» **The records**:
---+---

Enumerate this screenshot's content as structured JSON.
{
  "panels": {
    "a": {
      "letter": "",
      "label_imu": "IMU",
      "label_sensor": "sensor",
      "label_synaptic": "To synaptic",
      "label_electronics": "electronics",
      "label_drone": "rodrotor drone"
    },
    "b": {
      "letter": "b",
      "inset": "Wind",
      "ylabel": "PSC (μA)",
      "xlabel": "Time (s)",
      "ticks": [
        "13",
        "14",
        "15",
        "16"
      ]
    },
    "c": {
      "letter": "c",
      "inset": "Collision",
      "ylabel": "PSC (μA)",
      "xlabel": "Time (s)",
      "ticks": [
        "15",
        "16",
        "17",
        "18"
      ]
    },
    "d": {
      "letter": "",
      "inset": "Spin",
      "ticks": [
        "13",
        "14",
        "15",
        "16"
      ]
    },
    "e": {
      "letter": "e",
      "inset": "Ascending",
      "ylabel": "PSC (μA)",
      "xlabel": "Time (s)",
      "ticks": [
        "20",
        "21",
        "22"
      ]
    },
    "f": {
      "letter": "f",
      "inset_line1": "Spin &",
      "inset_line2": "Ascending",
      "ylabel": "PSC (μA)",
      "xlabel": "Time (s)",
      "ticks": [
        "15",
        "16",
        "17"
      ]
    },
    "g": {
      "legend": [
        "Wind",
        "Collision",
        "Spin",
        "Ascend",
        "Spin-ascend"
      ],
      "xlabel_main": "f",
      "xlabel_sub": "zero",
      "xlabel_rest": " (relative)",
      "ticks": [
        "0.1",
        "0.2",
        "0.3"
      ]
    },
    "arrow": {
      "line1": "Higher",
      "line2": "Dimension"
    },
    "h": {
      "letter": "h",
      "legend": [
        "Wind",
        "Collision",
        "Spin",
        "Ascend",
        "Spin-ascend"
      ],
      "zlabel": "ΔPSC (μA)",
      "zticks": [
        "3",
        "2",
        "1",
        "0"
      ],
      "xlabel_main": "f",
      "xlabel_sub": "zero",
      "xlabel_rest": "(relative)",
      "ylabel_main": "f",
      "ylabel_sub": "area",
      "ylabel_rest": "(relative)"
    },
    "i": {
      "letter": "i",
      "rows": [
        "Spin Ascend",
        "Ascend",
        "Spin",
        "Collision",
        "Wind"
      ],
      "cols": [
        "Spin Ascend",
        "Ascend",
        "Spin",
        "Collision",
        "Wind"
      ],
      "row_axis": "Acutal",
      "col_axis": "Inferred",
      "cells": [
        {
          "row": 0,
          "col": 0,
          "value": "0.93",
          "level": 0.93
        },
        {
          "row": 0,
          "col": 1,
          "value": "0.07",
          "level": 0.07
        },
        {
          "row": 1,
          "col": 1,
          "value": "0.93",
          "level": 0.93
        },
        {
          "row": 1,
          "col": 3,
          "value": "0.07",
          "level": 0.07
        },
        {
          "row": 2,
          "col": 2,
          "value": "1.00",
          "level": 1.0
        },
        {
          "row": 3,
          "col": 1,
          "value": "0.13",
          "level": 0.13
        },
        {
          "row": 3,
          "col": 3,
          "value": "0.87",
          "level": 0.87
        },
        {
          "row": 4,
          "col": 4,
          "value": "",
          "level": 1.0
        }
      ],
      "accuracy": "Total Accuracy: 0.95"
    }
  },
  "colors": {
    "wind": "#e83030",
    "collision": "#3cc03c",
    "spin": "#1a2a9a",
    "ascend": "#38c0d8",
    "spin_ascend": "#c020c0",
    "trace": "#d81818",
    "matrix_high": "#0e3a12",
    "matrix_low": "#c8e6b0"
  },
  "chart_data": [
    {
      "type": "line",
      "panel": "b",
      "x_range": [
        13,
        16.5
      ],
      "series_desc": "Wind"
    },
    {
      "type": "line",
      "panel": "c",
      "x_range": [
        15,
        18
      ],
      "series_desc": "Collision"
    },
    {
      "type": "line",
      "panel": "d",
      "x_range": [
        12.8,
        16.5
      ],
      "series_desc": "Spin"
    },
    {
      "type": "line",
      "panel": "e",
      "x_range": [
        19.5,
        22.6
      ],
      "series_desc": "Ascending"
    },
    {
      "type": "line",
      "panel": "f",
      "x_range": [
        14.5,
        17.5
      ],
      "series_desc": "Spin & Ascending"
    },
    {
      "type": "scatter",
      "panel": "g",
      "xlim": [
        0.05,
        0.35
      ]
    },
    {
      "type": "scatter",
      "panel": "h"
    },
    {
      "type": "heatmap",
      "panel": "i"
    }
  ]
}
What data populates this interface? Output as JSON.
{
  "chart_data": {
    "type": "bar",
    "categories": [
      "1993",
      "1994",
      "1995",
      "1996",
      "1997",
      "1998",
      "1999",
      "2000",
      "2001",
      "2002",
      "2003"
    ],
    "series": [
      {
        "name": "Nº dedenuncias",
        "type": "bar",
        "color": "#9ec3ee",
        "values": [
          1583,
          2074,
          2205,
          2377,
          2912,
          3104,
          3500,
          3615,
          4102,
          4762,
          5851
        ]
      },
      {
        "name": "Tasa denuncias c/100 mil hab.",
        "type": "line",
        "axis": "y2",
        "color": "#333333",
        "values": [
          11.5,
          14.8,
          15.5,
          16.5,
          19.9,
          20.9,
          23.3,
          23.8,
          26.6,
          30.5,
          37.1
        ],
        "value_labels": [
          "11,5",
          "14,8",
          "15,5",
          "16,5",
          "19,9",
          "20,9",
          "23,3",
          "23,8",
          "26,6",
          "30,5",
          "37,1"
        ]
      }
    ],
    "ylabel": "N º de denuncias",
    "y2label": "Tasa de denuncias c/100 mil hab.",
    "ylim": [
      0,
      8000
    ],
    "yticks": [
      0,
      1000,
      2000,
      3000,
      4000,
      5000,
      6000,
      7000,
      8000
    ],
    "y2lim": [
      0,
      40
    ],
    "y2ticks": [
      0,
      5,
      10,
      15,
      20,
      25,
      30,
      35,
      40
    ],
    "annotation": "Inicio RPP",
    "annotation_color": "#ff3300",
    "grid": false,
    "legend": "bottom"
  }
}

---+---

» **Task prompt**: Write out the records above again, keeping each one identical to the original.

» **Full output**:
Enumerate this screenshot's content as structured JSON.
{
  "panels": {
    "a": {
      "letter": "",
      "label_imu": "IMU",
      "label_sensor": "sensor",
      "label_synaptic": "To synaptic",
      "label_electronics": "electronics",
      "label_drone": "rodrotor drone"
    },
    "b": {
      "letter": "b",
      "inset": "Wind",
      "ylabel": "PSC (μA)",
      "xlabel": "Time (s)",
      "ticks": [
        "13",
        "14",
        "15",
        "16"
      ]
    },
    "c": {
      "letter": "c",
      "inset": "Collision",
      "ylabel": "PSC (μA)",
      "xlabel": "Time (s)",
      "ticks": [
        "15",
        "16",
        "17",
        "18"
      ]
    },
    "d": {
      "letter": "",
      "inset": "Spin",
      "ticks": [
        "13",
        "14",
        "15",
        "16"
      ]
    },
    "e": {
      "letter": "e",
      "inset": "Ascending",
      "ylabel": "PSC (μA)",
      "xlabel": "Time (s)",
      "ticks": [
        "20",
        "21",
        "22"
      ]
    },
    "f": {
      "letter": "f",
      "inset_line1": "Spin &",
      "inset_line2": "Ascending",
      "ylabel": "PSC (μA)",
      "xlabel": "Time (s)",
      "ticks": [
        "15",
        "16",
        "17"
      ]
    },
    "g": {
      "legend": [
        "Wind",
        "Collision",
        "Spin",
        "Ascend",
        "Spin-ascend"
      ],
      "xlabel_main": "f",
      "xlabel_sub": "zero",
      "xlabel_rest": " (relative)",
      "ticks": [
        "0.1",
        "0.2",
        "0.3"
      ]
    },
    "arrow": {
      "line1": "Higher",
      "line2": "Dimension"
    },
    "h": {
      "letter": "h",
      "legend": [
        "Wind",
        "Collision",
        "Spin",
        "Ascend",
        "Spin-ascend"
      ],
      "zlabel": "ΔPSC (μA)",
      "zticks": [
        "3",
        "2",
        "1",
        "0"
      ],
      "xlabel_main": "f",
      "xlabel_sub": "zero",
      "xlabel_rest": "(relative)",
      "ylabel_main": "f",
      "ylabel_sub": "area",
      "ylabel_rest": "(relative)"
    },
    "i": {
      "letter": "i",
      "rows": [
        "Spin Ascend",
        "Ascend",
        "Spin",
        "Collision",
        "Wind"
      ],
      "cols": [
        "Spin Ascend",
        "Ascend",
        "Spin",
        "Collision",
        "Wind"
      ],
      "row_axis": "Acutal",
      "col_axis": "Inferred",
      "cells": [
        {
          "row": 0,
          "col": 0,
          "value": "0.93",
          "level": 0.93
        },
        {
          "row": 0,
          "col": 1,
          "value": "0.07",
          "level": 0.07
        },
        {
          "row": 1,
          "col": 1,
          "value": "0.93",
          "level": 0.93
        },
        {
          "row": 1,
          "col": 3,
          "value": "0.07",
          "level": 0.07
        },
        {
          "row": 2,
          "col": 2,
          "value": "1.00",
          "level": 1.0
        },
        {
          "row": 3,
          "col": 1,
          "value": "0.13",
          "level": 0.13
        },
        {
          "row": 3,
          "col": 3,
          "value": "0.87",
          "level": 0.87
        },
        {
          "row": 4,
          "col": 4,
          "value": "",
          "level": 1.0
        }
      ],
      "accuracy": "Total Accuracy: 0.95"
    }
  },
  "colors": {
    "wind": "#e83030",
    "collision": "#3cc03c",
    "spin": "#1a2a9a",
    "ascend": "#38c0d8",
    "spin_ascend": "#c020c0",
    "trace": "#d81818",
    "matrix_high": "#0e3a12",
    "matrix_low": "#c8e6b0"
  },
  "chart_data": [
    {
      "type": "line",
      "panel": "b",
      "x_range": [
        13,
        16.5
      ],
      "series_desc": "Wind"
    },
    {
      "type": "line",
      "panel": "c",
      "x_range": [
        15,
        18
      ],
      "series_desc": "Collision"
    },
    {
      "type": "line",
      "panel": "d",
      "x_range": [
        12.8,
        16.5
      ],
      "series_desc": "Spin"
    },
    {
      "type": "line",
      "panel": "e",
      "x_range": [
        19.5,
        22.6
      ],
      "series_desc": "Ascending"
    },
    {
      "type": "line",
      "panel": "f",
      "x_range": [
        14.5,
        17.5
      ],
      "series_desc": "Spin & Ascending"
    },
    {
      "type": "scatter",
      "panel": "g",
      "xlim": [
        0.05,
        0.35
      ]
    },
    {
      "type": "scatter",
      "panel": "h"
    },
    {
      "type": "heatmap",
      "panel": "i"
    }
  ]
}
What data populates this interface? Output as JSON.
{
  "chart_data": {
    "type": "bar",
    "categories": [
      "1993",
      "1994",
      "1995",
      "1996",
      "1997",
      "1998",
      "1999",
      "2000",
      "2001",
      "2002",
      "2003"
    ],
    "series": [
      {
        "name": "Nº dedenuncias",
        "type": "bar",
        "color": "#9ec3ee",
        "values": [
          1583,
          2074,
          2205,
          2377,
          2912,
          3104,
          3500,
          3615,
          4102,
          4762,
          5851
        ]
      },
      {
        "name": "Tasa denuncias c/100 mil hab.",
        "type": "line",
        "axis": "y2",
        "color": "#333333",
        "values": [
          11.5,
          14.8,
          15.5,
          16.5,
          19.9,
          20.9,
          23.3,
          23.8,
          26.6,
          30.5,
          37.1
        ],
        "value_labels": [
          "11,5",
          "14,8",
          "15,5",
          "16,5",
          "19,9",
          "20,9",
          "23,3",
          "23,8",
          "26,6",
          "30,5",
          "37,1"
        ]
      }
    ],
    "ylabel": "N º de denuncias",
    "y2label": "Tasa de denuncias c/100 mil hab.",
    "ylim": [
      0,
      8000
    ],
    "yticks": [
      0,
      1000,
      2000,
      3000,
      4000,
      5000,
      6000,
      7000,
      8000
    ],
    "y2lim": [
      0,
      40
    ],
    "y2ticks": [
      0,
      5,
      10,
      15,
      20,
      25,
      30,
      35,
      40
    ],
    "annotation": "Inicio RPP",
    "annotation_color": "#ff3300",
    "grid": false,
    "legend": "bottom"
  }
}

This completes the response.